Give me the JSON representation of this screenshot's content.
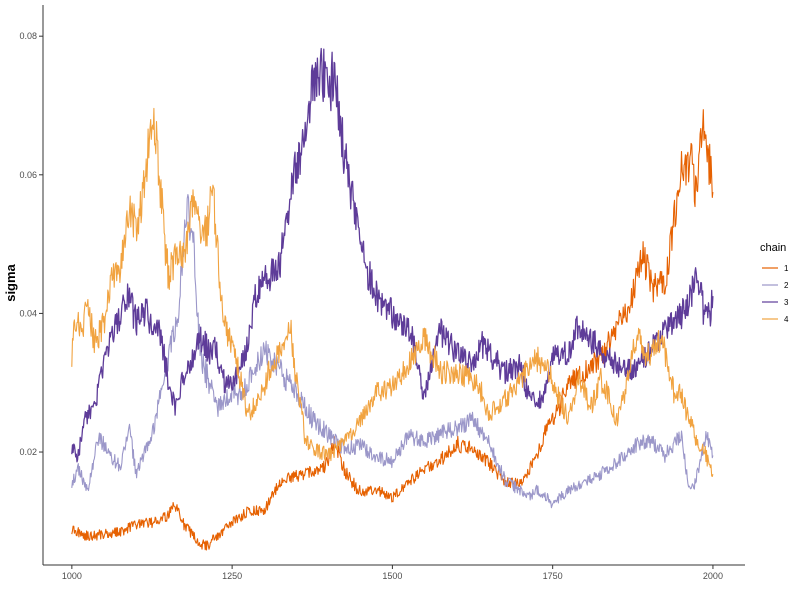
{
  "chart_data": {
    "type": "line",
    "xlabel": "",
    "ylabel": "sigma",
    "xlim": [
      955,
      2050
    ],
    "ylim": [
      0.0037,
      0.0845
    ],
    "xticks": [
      1000,
      1250,
      1500,
      1750,
      2000
    ],
    "xtick_labels": [
      "1000",
      "1250",
      "1500",
      "1750",
      "2000"
    ],
    "yticks": [
      0.02,
      0.04,
      0.06,
      0.08
    ],
    "ytick_labels": [
      "0.02",
      "0.04",
      "0.06",
      "0.08"
    ],
    "grid": false,
    "legend": {
      "title": "chain",
      "position": "right"
    },
    "series": [
      {
        "name": "1",
        "color": "#e66101",
        "points": [
          [
            1000,
            0.0088
          ],
          [
            1025,
            0.0078
          ],
          [
            1050,
            0.0082
          ],
          [
            1075,
            0.0085
          ],
          [
            1100,
            0.0095
          ],
          [
            1125,
            0.0098
          ],
          [
            1150,
            0.0108
          ],
          [
            1160,
            0.0126
          ],
          [
            1175,
            0.0095
          ],
          [
            1200,
            0.0068
          ],
          [
            1212,
            0.0065
          ],
          [
            1225,
            0.0078
          ],
          [
            1250,
            0.0098
          ],
          [
            1275,
            0.0115
          ],
          [
            1300,
            0.0115
          ],
          [
            1325,
            0.0158
          ],
          [
            1350,
            0.0165
          ],
          [
            1375,
            0.0172
          ],
          [
            1395,
            0.0178
          ],
          [
            1410,
            0.0212
          ],
          [
            1430,
            0.0165
          ],
          [
            1450,
            0.0142
          ],
          [
            1475,
            0.0145
          ],
          [
            1500,
            0.0135
          ],
          [
            1525,
            0.0155
          ],
          [
            1550,
            0.0175
          ],
          [
            1575,
            0.0188
          ],
          [
            1600,
            0.0212
          ],
          [
            1625,
            0.0205
          ],
          [
            1650,
            0.0185
          ],
          [
            1675,
            0.0158
          ],
          [
            1700,
            0.0155
          ],
          [
            1725,
            0.0192
          ],
          [
            1740,
            0.0235
          ],
          [
            1760,
            0.0262
          ],
          [
            1775,
            0.0302
          ],
          [
            1800,
            0.0315
          ],
          [
            1825,
            0.0335
          ],
          [
            1850,
            0.0378
          ],
          [
            1875,
            0.0425
          ],
          [
            1890,
            0.0485
          ],
          [
            1910,
            0.0435
          ],
          [
            1925,
            0.0442
          ],
          [
            1950,
            0.0605
          ],
          [
            1965,
            0.0625
          ],
          [
            1975,
            0.0565
          ],
          [
            1985,
            0.0695
          ],
          [
            1995,
            0.0615
          ],
          [
            2000,
            0.0575
          ]
        ]
      },
      {
        "name": "2",
        "color": "#9b97c9",
        "points": [
          [
            1000,
            0.0155
          ],
          [
            1010,
            0.0175
          ],
          [
            1025,
            0.0142
          ],
          [
            1040,
            0.0218
          ],
          [
            1050,
            0.0212
          ],
          [
            1075,
            0.0178
          ],
          [
            1090,
            0.0232
          ],
          [
            1100,
            0.0168
          ],
          [
            1125,
            0.0225
          ],
          [
            1150,
            0.0335
          ],
          [
            1165,
            0.0395
          ],
          [
            1180,
            0.0558
          ],
          [
            1190,
            0.0495
          ],
          [
            1200,
            0.0345
          ],
          [
            1225,
            0.0262
          ],
          [
            1250,
            0.0285
          ],
          [
            1265,
            0.0282
          ],
          [
            1280,
            0.0312
          ],
          [
            1300,
            0.0345
          ],
          [
            1320,
            0.0328
          ],
          [
            1335,
            0.0305
          ],
          [
            1350,
            0.0285
          ],
          [
            1375,
            0.0248
          ],
          [
            1400,
            0.0225
          ],
          [
            1425,
            0.0205
          ],
          [
            1450,
            0.0208
          ],
          [
            1475,
            0.0195
          ],
          [
            1500,
            0.0185
          ],
          [
            1525,
            0.0225
          ],
          [
            1550,
            0.0215
          ],
          [
            1575,
            0.0225
          ],
          [
            1600,
            0.0235
          ],
          [
            1625,
            0.0245
          ],
          [
            1650,
            0.0215
          ],
          [
            1675,
            0.0158
          ],
          [
            1700,
            0.0145
          ],
          [
            1715,
            0.0135
          ],
          [
            1725,
            0.0148
          ],
          [
            1750,
            0.0125
          ],
          [
            1775,
            0.0145
          ],
          [
            1800,
            0.0155
          ],
          [
            1825,
            0.0168
          ],
          [
            1850,
            0.0185
          ],
          [
            1875,
            0.0208
          ],
          [
            1900,
            0.0218
          ],
          [
            1925,
            0.0195
          ],
          [
            1950,
            0.0225
          ],
          [
            1960,
            0.0158
          ],
          [
            1970,
            0.0148
          ],
          [
            1985,
            0.0205
          ],
          [
            1990,
            0.0222
          ],
          [
            2000,
            0.0195
          ]
        ]
      },
      {
        "name": "3",
        "color": "#5e3c99",
        "points": [
          [
            1000,
            0.0205
          ],
          [
            1010,
            0.0195
          ],
          [
            1020,
            0.0248
          ],
          [
            1035,
            0.0265
          ],
          [
            1050,
            0.0325
          ],
          [
            1060,
            0.0365
          ],
          [
            1075,
            0.0395
          ],
          [
            1090,
            0.0428
          ],
          [
            1100,
            0.0385
          ],
          [
            1115,
            0.0405
          ],
          [
            1125,
            0.0385
          ],
          [
            1140,
            0.0365
          ],
          [
            1150,
            0.0305
          ],
          [
            1160,
            0.0262
          ],
          [
            1175,
            0.0312
          ],
          [
            1190,
            0.0335
          ],
          [
            1200,
            0.0365
          ],
          [
            1215,
            0.0345
          ],
          [
            1225,
            0.0355
          ],
          [
            1235,
            0.0305
          ],
          [
            1250,
            0.0292
          ],
          [
            1275,
            0.0355
          ],
          [
            1285,
            0.0425
          ],
          [
            1300,
            0.0445
          ],
          [
            1325,
            0.0475
          ],
          [
            1335,
            0.0535
          ],
          [
            1350,
            0.0615
          ],
          [
            1365,
            0.0655
          ],
          [
            1375,
            0.0725
          ],
          [
            1390,
            0.0755
          ],
          [
            1400,
            0.0712
          ],
          [
            1410,
            0.0755
          ],
          [
            1425,
            0.0625
          ],
          [
            1440,
            0.0565
          ],
          [
            1450,
            0.0495
          ],
          [
            1460,
            0.0465
          ],
          [
            1475,
            0.0425
          ],
          [
            1500,
            0.0398
          ],
          [
            1525,
            0.0385
          ],
          [
            1540,
            0.0325
          ],
          [
            1550,
            0.0282
          ],
          [
            1560,
            0.0322
          ],
          [
            1575,
            0.0375
          ],
          [
            1600,
            0.0345
          ],
          [
            1625,
            0.0325
          ],
          [
            1640,
            0.0355
          ],
          [
            1650,
            0.0345
          ],
          [
            1675,
            0.0315
          ],
          [
            1700,
            0.0325
          ],
          [
            1710,
            0.0285
          ],
          [
            1725,
            0.0265
          ],
          [
            1740,
            0.0295
          ],
          [
            1750,
            0.0335
          ],
          [
            1775,
            0.0345
          ],
          [
            1790,
            0.0385
          ],
          [
            1800,
            0.0375
          ],
          [
            1825,
            0.0345
          ],
          [
            1850,
            0.0325
          ],
          [
            1875,
            0.0315
          ],
          [
            1900,
            0.0345
          ],
          [
            1925,
            0.0375
          ],
          [
            1950,
            0.0395
          ],
          [
            1965,
            0.0425
          ],
          [
            1975,
            0.0465
          ],
          [
            1985,
            0.0405
          ],
          [
            1995,
            0.0395
          ],
          [
            2000,
            0.0425
          ]
        ]
      },
      {
        "name": "4",
        "color": "#f1a340",
        "points": [
          [
            1000,
            0.0335
          ],
          [
            1005,
            0.0395
          ],
          [
            1015,
            0.0375
          ],
          [
            1025,
            0.0415
          ],
          [
            1035,
            0.0355
          ],
          [
            1050,
            0.0385
          ],
          [
            1060,
            0.0445
          ],
          [
            1075,
            0.0465
          ],
          [
            1090,
            0.0545
          ],
          [
            1100,
            0.0525
          ],
          [
            1110,
            0.0565
          ],
          [
            1120,
            0.0645
          ],
          [
            1130,
            0.0665
          ],
          [
            1140,
            0.0565
          ],
          [
            1150,
            0.0455
          ],
          [
            1160,
            0.0475
          ],
          [
            1175,
            0.0485
          ],
          [
            1190,
            0.0565
          ],
          [
            1200,
            0.0515
          ],
          [
            1210,
            0.0515
          ],
          [
            1220,
            0.0585
          ],
          [
            1230,
            0.0445
          ],
          [
            1240,
            0.0385
          ],
          [
            1250,
            0.0345
          ],
          [
            1260,
            0.0315
          ],
          [
            1275,
            0.0255
          ],
          [
            1290,
            0.0275
          ],
          [
            1300,
            0.0295
          ],
          [
            1310,
            0.0325
          ],
          [
            1325,
            0.0345
          ],
          [
            1340,
            0.0385
          ],
          [
            1350,
            0.0305
          ],
          [
            1365,
            0.0215
          ],
          [
            1375,
            0.0205
          ],
          [
            1400,
            0.0195
          ],
          [
            1425,
            0.0215
          ],
          [
            1450,
            0.0245
          ],
          [
            1475,
            0.0285
          ],
          [
            1500,
            0.0295
          ],
          [
            1510,
            0.0305
          ],
          [
            1525,
            0.0325
          ],
          [
            1550,
            0.0365
          ],
          [
            1575,
            0.0315
          ],
          [
            1600,
            0.0315
          ],
          [
            1625,
            0.0305
          ],
          [
            1640,
            0.0285
          ],
          [
            1650,
            0.0255
          ],
          [
            1675,
            0.0275
          ],
          [
            1700,
            0.0305
          ],
          [
            1725,
            0.0335
          ],
          [
            1740,
            0.0325
          ],
          [
            1750,
            0.0305
          ],
          [
            1760,
            0.0275
          ],
          [
            1775,
            0.0245
          ],
          [
            1790,
            0.0305
          ],
          [
            1800,
            0.0285
          ],
          [
            1810,
            0.0265
          ],
          [
            1825,
            0.0305
          ],
          [
            1840,
            0.0275
          ],
          [
            1850,
            0.0245
          ],
          [
            1860,
            0.0275
          ],
          [
            1875,
            0.0345
          ],
          [
            1885,
            0.0365
          ],
          [
            1900,
            0.0335
          ],
          [
            1915,
            0.0365
          ],
          [
            1925,
            0.0345
          ],
          [
            1940,
            0.0285
          ],
          [
            1950,
            0.0285
          ],
          [
            1960,
            0.0255
          ],
          [
            1975,
            0.0215
          ],
          [
            1985,
            0.0205
          ],
          [
            2000,
            0.0168
          ]
        ]
      }
    ]
  }
}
------------
Your instructions: Using the records above, select and copy every line that has the word "color".

Answer to this problem:
        "color": "#e66101",
        "color": "#9b97c9",
        "color": "#5e3c99",
        "color": "#f1a340",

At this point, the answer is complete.